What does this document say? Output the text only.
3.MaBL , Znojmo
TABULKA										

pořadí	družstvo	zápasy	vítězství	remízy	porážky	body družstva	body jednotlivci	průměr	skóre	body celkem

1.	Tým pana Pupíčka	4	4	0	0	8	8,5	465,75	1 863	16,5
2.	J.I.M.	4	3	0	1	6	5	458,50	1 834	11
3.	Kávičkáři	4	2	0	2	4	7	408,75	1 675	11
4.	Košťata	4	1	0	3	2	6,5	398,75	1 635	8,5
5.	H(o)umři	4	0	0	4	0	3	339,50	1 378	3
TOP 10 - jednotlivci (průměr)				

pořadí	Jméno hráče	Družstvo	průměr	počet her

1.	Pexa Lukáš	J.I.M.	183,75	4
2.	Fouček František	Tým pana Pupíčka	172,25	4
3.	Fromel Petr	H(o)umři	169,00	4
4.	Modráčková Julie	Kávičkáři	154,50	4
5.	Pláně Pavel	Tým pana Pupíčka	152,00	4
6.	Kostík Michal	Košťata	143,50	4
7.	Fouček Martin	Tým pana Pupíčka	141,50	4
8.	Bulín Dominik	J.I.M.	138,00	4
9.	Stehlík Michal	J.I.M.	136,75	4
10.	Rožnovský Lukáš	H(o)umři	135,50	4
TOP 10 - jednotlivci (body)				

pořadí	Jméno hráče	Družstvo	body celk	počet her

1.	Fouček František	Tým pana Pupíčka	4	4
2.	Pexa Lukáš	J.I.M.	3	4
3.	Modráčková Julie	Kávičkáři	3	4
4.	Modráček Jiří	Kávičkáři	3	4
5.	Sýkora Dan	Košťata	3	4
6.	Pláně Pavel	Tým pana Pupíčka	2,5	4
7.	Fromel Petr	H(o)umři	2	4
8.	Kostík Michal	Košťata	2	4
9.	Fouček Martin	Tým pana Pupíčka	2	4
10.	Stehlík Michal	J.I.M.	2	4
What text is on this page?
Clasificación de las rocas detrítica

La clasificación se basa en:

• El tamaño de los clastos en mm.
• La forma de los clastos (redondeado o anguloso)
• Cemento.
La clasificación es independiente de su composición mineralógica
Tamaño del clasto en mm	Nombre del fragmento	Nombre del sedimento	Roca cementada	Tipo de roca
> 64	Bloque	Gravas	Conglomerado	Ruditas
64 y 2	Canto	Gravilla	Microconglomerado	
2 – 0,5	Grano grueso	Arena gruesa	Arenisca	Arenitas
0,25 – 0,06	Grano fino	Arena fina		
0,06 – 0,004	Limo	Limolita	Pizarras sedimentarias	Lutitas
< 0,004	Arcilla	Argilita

**Exercise**
Write out the full listing, keeping every line exactly as it is.

**Exercise answer**
What does this document say? Output the text only.
3.MaBL , Znojmo
TABULKA										

pořadí	družstvo	zápasy	vítězství	remízy	porážky	body družstva	body jednotlivci	průměr	skóre	body celkem

1.	Tým pana Pupíčka	4	4	0	0	8	8,5	465,75	1 863	16,5
2.	J.I.M.	4	3	0	1	6	5	458,50	1 834	11
3.	Kávičkáři	4	2	0	2	4	7	408,75	1 675	11
4.	Košťata	4	1	0	3	2	6,5	398,75	1 635	8,5
5.	H(o)umři	4	0	0	4	0	3	339,50	1 378	3
TOP 10 - jednotlivci (průměr)				

pořadí	Jméno hráče	Družstvo	průměr	počet her

1.	Pexa Lukáš	J.I.M.	183,75	4
2.	Fouček František	Tým pana Pupíčka	172,25	4
3.	Fromel Petr	H(o)umři	169,00	4
4.	Modráčková Julie	Kávičkáři	154,50	4
5.	Pláně Pavel	Tým pana Pupíčka	152,00	4
6.	Kostík Michal	Košťata	143,50	4
7.	Fouček Martin	Tým pana Pupíčka	141,50	4
8.	Bulín Dominik	J.I.M.	138,00	4
9.	Stehlík Michal	J.I.M.	136,75	4
10.	Rožnovský Lukáš	H(o)umři	135,50	4
TOP 10 - jednotlivci (body)				

pořadí	Jméno hráče	Družstvo	body celk	počet her

1.	Fouček František	Tým pana Pupíčka	4	4
2.	Pexa Lukáš	J.I.M.	3	4
3.	Modráčková Julie	Kávičkáři	3	4
4.	Modráček Jiří	Kávičkáři	3	4
5.	Sýkora Dan	Košťata	3	4
6.	Pláně Pavel	Tým pana Pupíčka	2,5	4
7.	Fromel Petr	H(o)umři	2	4
8.	Kostík Michal	Košťata	2	4
9.	Fouček Martin	Tým pana Pupíčka	2	4
10.	Stehlík Michal	J.I.M.	2	4
What text is on this page?
Clasificación de las rocas detrítica

La clasificación se basa en:

• El tamaño de los clastos en mm.
• La forma de los clastos (redondeado o anguloso)
• Cemento.
La clasificación es independiente de su composición mineralógica
Tamaño del clasto en mm	Nombre del fragmento	Nombre del sedimento	Roca cementada	Tipo de roca
> 64	Bloque	Gravas	Conglomerado	Ruditas
64 y 2	Canto	Gravilla	Microconglomerado	
2 – 0,5	Grano grueso	Arena gruesa	Arenisca	Arenitas
0,25 – 0,06	Grano fino	Arena fina		
0,06 – 0,004	Limo	Limolita	Pizarras sedimentarias	Lutitas
< 0,004	Arcilla	Argilita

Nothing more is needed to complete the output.